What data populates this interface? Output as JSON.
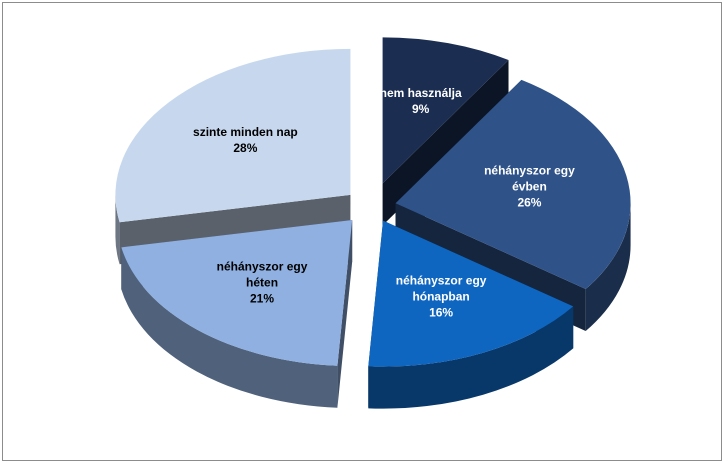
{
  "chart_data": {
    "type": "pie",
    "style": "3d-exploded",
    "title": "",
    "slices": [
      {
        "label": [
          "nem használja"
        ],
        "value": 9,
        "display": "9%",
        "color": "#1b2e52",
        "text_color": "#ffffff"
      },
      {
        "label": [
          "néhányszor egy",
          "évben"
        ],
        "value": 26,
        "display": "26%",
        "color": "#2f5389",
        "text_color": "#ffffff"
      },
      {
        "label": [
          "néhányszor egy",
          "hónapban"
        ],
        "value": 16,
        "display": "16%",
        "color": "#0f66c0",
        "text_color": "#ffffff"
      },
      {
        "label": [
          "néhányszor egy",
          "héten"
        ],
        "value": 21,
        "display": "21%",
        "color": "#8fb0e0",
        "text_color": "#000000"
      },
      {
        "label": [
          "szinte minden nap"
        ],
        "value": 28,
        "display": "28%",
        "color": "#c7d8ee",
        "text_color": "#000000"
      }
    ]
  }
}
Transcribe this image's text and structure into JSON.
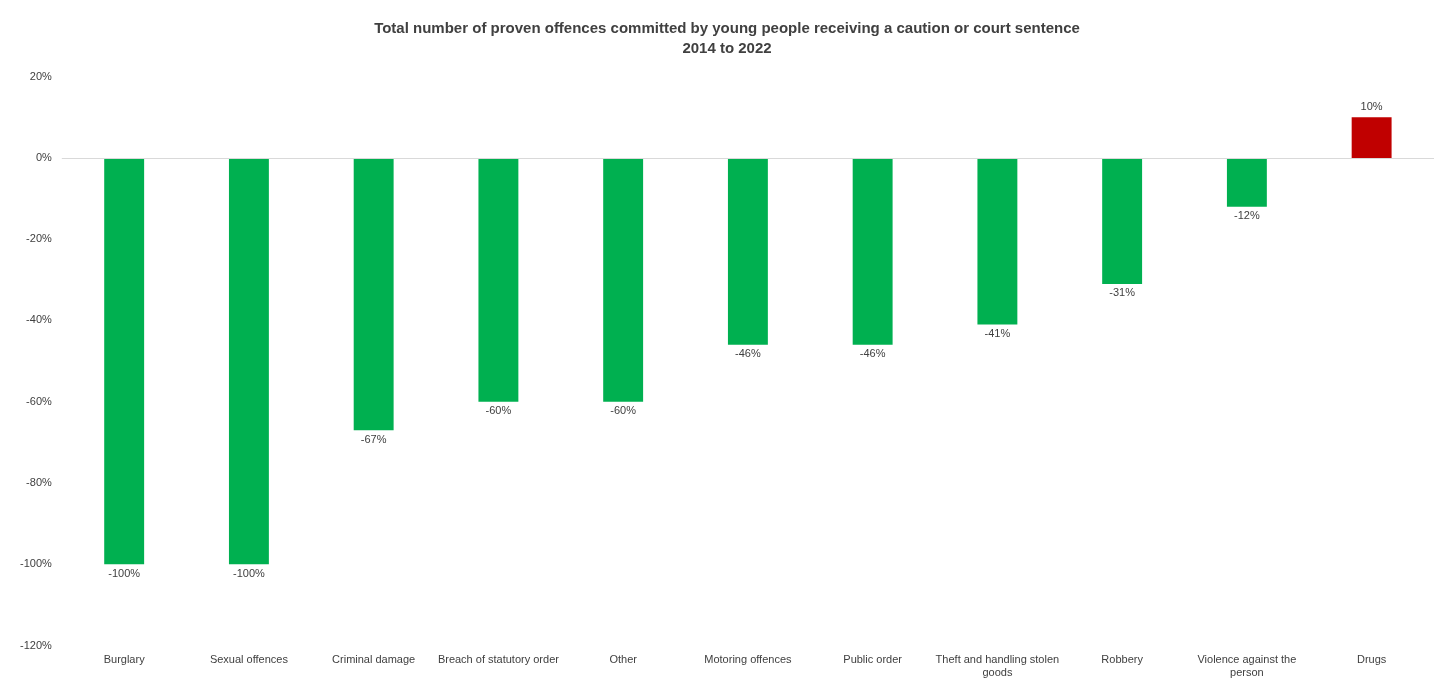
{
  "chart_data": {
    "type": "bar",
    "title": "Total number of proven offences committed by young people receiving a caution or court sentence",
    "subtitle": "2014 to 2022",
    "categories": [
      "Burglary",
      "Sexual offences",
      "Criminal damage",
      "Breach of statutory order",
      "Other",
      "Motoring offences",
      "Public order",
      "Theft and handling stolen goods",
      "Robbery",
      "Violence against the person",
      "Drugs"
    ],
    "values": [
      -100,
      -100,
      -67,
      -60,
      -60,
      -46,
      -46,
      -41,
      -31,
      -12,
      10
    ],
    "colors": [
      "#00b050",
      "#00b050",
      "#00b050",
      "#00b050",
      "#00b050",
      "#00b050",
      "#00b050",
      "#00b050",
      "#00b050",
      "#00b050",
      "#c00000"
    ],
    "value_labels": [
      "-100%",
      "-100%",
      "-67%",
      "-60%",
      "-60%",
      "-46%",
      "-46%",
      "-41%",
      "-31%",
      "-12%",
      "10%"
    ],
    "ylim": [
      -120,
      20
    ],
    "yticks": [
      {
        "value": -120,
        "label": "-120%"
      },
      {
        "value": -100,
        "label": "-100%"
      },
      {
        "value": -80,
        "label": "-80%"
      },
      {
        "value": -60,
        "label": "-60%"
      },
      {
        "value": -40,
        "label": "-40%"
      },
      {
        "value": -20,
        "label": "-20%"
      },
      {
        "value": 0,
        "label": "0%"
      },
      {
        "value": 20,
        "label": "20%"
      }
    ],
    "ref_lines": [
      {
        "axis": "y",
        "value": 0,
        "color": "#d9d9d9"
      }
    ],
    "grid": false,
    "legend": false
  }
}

Exercise
Scan the listing above. Collect all lines with the word "offences".

Answer to the problem
    "title": "Total number of proven offences committed by young people receiving a caution or court sentence",
      "Sexual offences",
      "Motoring offences",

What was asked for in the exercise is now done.